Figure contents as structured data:
◇ ◇ ◇ ◇ ◇
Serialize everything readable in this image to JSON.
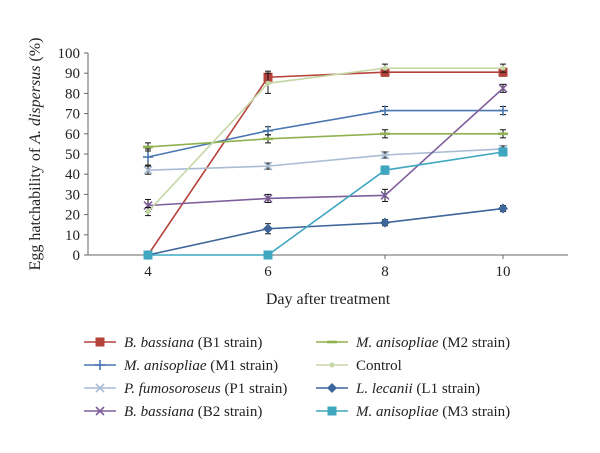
{
  "chart_data": {
    "type": "line",
    "title": "",
    "xlabel": "Day after treatment",
    "ylabel": {
      "prefix": "Egg hatchability of ",
      "italic": "A. dispersus",
      "suffix": " (%)"
    },
    "ylim": [
      0,
      100
    ],
    "yticks": [
      "0",
      "10",
      "20",
      "30",
      "40",
      "50",
      "60",
      "70",
      "80",
      "90",
      "100"
    ],
    "x": [
      "4",
      "6",
      "8",
      "10"
    ],
    "grid": false,
    "legend_position": "bottom",
    "series": [
      {
        "name_italic": "B. bassiana",
        "name_rest": " (B1 strain)",
        "color": "#b5413a",
        "marker": "square",
        "values": [
          0,
          88,
          90.5,
          90.5
        ],
        "errors": [
          0,
          3,
          2,
          2
        ]
      },
      {
        "name_italic": "M. anisopliae",
        "name_rest": " (M1 strain)",
        "color": "#4a77b0",
        "marker": "plus",
        "values": [
          48.5,
          61.5,
          71.5,
          71.5
        ],
        "errors": [
          4,
          2,
          2,
          2
        ]
      },
      {
        "name_italic": "P. fumosoroseus",
        "name_rest": " (P1 strain)",
        "color": "#a9bcd4",
        "marker": "x",
        "values": [
          42,
          44,
          49.5,
          52.5
        ],
        "errors": [
          2,
          1.5,
          1.5,
          1.5
        ]
      },
      {
        "name_italic": "B. bassiana",
        "name_rest": " (B2 strain)",
        "color": "#7e5f9b",
        "marker": "x",
        "values": [
          24.5,
          28,
          29.5,
          82.5
        ],
        "errors": [
          3,
          2,
          3,
          2
        ]
      },
      {
        "name_italic": "M. anisopliae",
        "name_rest": " (M2 strain)",
        "color": "#8fb14f",
        "marker": "dash",
        "values": [
          53.5,
          57.5,
          60,
          60
        ],
        "errors": [
          2,
          2,
          2,
          2
        ]
      },
      {
        "name_italic": "",
        "name_rest": "Control",
        "color": "#c6d7a6",
        "marker": "dot",
        "values": [
          21.5,
          85,
          92.5,
          92.5
        ],
        "errors": [
          2,
          5,
          2,
          2
        ]
      },
      {
        "name_italic": "L. lecanii",
        "name_rest": " (L1 strain)",
        "color": "#3e669a",
        "marker": "diamond",
        "values": [
          0,
          13,
          16,
          23
        ],
        "errors": [
          0,
          2.5,
          1.5,
          1.5
        ]
      },
      {
        "name_italic": "M. anisopliae",
        "name_rest": " (M3 strain)",
        "color": "#3fa7c0",
        "marker": "square",
        "values": [
          0,
          0,
          42,
          51
        ],
        "errors": [
          0,
          0,
          2,
          2
        ]
      }
    ]
  }
}
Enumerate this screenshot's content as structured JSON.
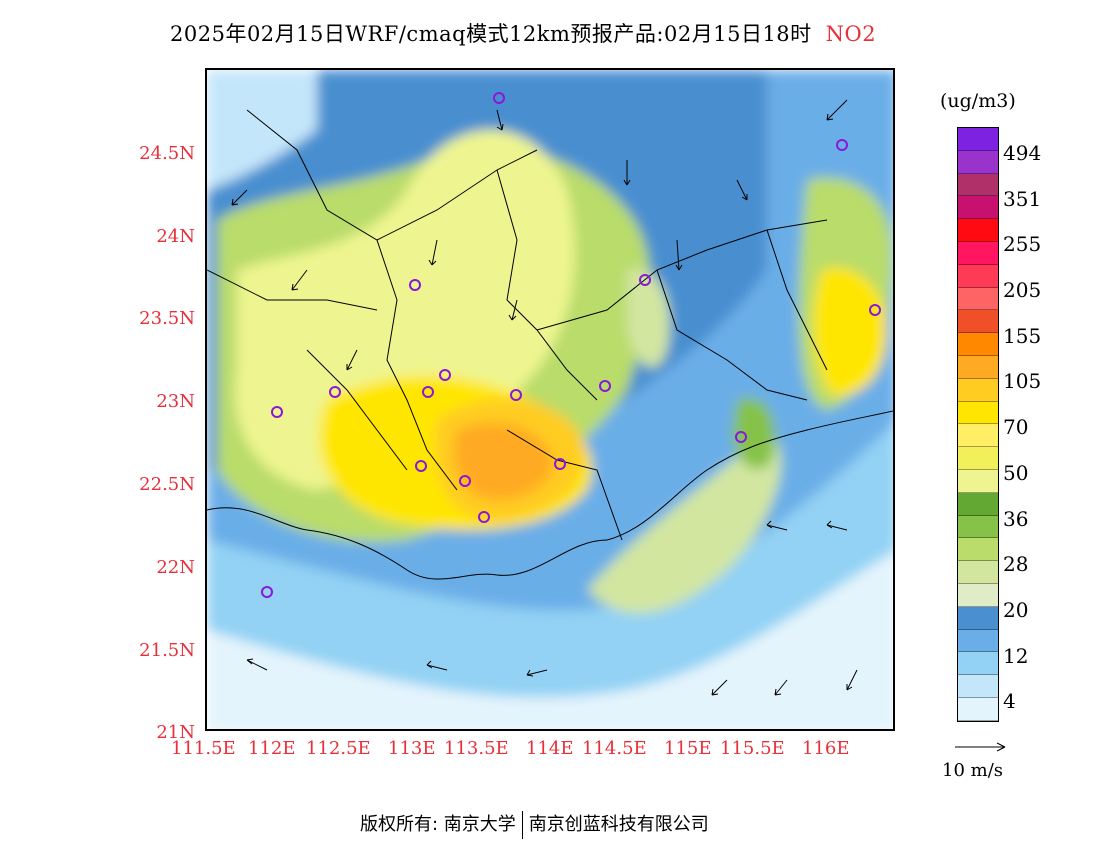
{
  "title": {
    "main": "2025年02月15日WRF/cmaq模式12km预报产品:02月15日18时",
    "pollutant": "NO2"
  },
  "map": {
    "lon_range": [
      111.5,
      116.5
    ],
    "lat_range": [
      21.0,
      25.0
    ],
    "lat_labels": [
      "24.5N",
      "24N",
      "23.5N",
      "23N",
      "22.5N",
      "22N",
      "21.5N",
      "21N"
    ],
    "lon_labels": [
      "111.5E",
      "112E",
      "112.5E",
      "113E",
      "113.5E",
      "114E",
      "114.5E",
      "115E",
      "115.5E",
      "116E"
    ]
  },
  "legend": {
    "unit": "(ug/m3)",
    "levels": [
      "494",
      "351",
      "255",
      "205",
      "155",
      "105",
      "70",
      "50",
      "36",
      "28",
      "20",
      "12",
      "4"
    ],
    "colors": [
      "#7d22e0",
      "#9a33cc",
      "#b0306a",
      "#c8106e",
      "#ff0a10",
      "#ff1560",
      "#ff3a55",
      "#ff6464",
      "#f05028",
      "#ff8800",
      "#ffaa22",
      "#ffcc22",
      "#ffe600",
      "#ffee66",
      "#f2f05a",
      "#eef590",
      "#62a832",
      "#86c248",
      "#b9dc6a",
      "#d2e6a0",
      "#e0ecc8",
      "#4a8fd0",
      "#6aaee8",
      "#93d2f4",
      "#c4e6fa",
      "#e4f4fc"
    ]
  },
  "reference_vector": {
    "label": "10 m/s"
  },
  "footer": {
    "left": "版权所有: 南京大学",
    "right": "南京创蓝科技有限公司"
  }
}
◇ ◇ ◇ ◇ ◇
Copy the material exactly. Do not include the pictures.

*THE RESULT:*
Serialize everything readable in this image to JSON.
{
  "chart_data": {
    "type": "line",
    "title": "",
    "xlabel": "Day after treatment",
    "ylabel": {
      "prefix": "Egg hatchability of ",
      "italic": "A. dispersus",
      "suffix": " (%)"
    },
    "ylim": [
      0,
      100
    ],
    "yticks": [
      "0",
      "10",
      "20",
      "30",
      "40",
      "50",
      "60",
      "70",
      "80",
      "90",
      "100"
    ],
    "x": [
      "4",
      "6",
      "8",
      "10"
    ],
    "grid": false,
    "legend_position": "bottom",
    "series": [
      {
        "name_italic": "B. bassiana",
        "name_rest": " (B1 strain)",
        "color": "#b5413a",
        "marker": "square",
        "values": [
          0,
          88,
          90.5,
          90.5
        ],
        "errors": [
          0,
          3,
          2,
          2
        ]
      },
      {
        "name_italic": "M. anisopliae",
        "name_rest": " (M1 strain)",
        "color": "#4a77b0",
        "marker": "plus",
        "values": [
          48.5,
          61.5,
          71.5,
          71.5
        ],
        "errors": [
          4,
          2,
          2,
          2
        ]
      },
      {
        "name_italic": "P. fumosoroseus",
        "name_rest": " (P1 strain)",
        "color": "#a9bcd4",
        "marker": "x",
        "values": [
          42,
          44,
          49.5,
          52.5
        ],
        "errors": [
          2,
          1.5,
          1.5,
          1.5
        ]
      },
      {
        "name_italic": "B. bassiana",
        "name_rest": " (B2 strain)",
        "color": "#7e5f9b",
        "marker": "x",
        "values": [
          24.5,
          28,
          29.5,
          82.5
        ],
        "errors": [
          3,
          2,
          3,
          2
        ]
      },
      {
        "name_italic": "M. anisopliae",
        "name_rest": " (M2 strain)",
        "color": "#8fb14f",
        "marker": "dash",
        "values": [
          53.5,
          57.5,
          60,
          60
        ],
        "errors": [
          2,
          2,
          2,
          2
        ]
      },
      {
        "name_italic": "",
        "name_rest": "Control",
        "color": "#c6d7a6",
        "marker": "dot",
        "values": [
          21.5,
          85,
          92.5,
          92.5
        ],
        "errors": [
          2,
          5,
          2,
          2
        ]
      },
      {
        "name_italic": "L. lecanii",
        "name_rest": " (L1 strain)",
        "color": "#3e669a",
        "marker": "diamond",
        "values": [
          0,
          13,
          16,
          23
        ],
        "errors": [
          0,
          2.5,
          1.5,
          1.5
        ]
      },
      {
        "name_italic": "M. anisopliae",
        "name_rest": " (M3 strain)",
        "color": "#3fa7c0",
        "marker": "square",
        "values": [
          0,
          0,
          42,
          51
        ],
        "errors": [
          0,
          0,
          2,
          2
        ]
      }
    ]
  }
}
Enumerate this screenshot's content as structured JSON.
{
  "title": {
    "main": "2025年02月15日WRF/cmaq模式12km预报产品:02月15日18时",
    "pollutant": "NO2"
  },
  "map": {
    "lon_range": [
      111.5,
      116.5
    ],
    "lat_range": [
      21.0,
      25.0
    ],
    "lat_labels": [
      "24.5N",
      "24N",
      "23.5N",
      "23N",
      "22.5N",
      "22N",
      "21.5N",
      "21N"
    ],
    "lon_labels": [
      "111.5E",
      "112E",
      "112.5E",
      "113E",
      "113.5E",
      "114E",
      "114.5E",
      "115E",
      "115.5E",
      "116E"
    ]
  },
  "legend": {
    "unit": "(ug/m3)",
    "levels": [
      "494",
      "351",
      "255",
      "205",
      "155",
      "105",
      "70",
      "50",
      "36",
      "28",
      "20",
      "12",
      "4"
    ],
    "colors": [
      "#7d22e0",
      "#9a33cc",
      "#b0306a",
      "#c8106e",
      "#ff0a10",
      "#ff1560",
      "#ff3a55",
      "#ff6464",
      "#f05028",
      "#ff8800",
      "#ffaa22",
      "#ffcc22",
      "#ffe600",
      "#ffee66",
      "#f2f05a",
      "#eef590",
      "#62a832",
      "#86c248",
      "#b9dc6a",
      "#d2e6a0",
      "#e0ecc8",
      "#4a8fd0",
      "#6aaee8",
      "#93d2f4",
      "#c4e6fa",
      "#e4f4fc"
    ]
  },
  "reference_vector": {
    "label": "10 m/s"
  },
  "footer": {
    "left": "版权所有: 南京大学",
    "right": "南京创蓝科技有限公司"
  }
}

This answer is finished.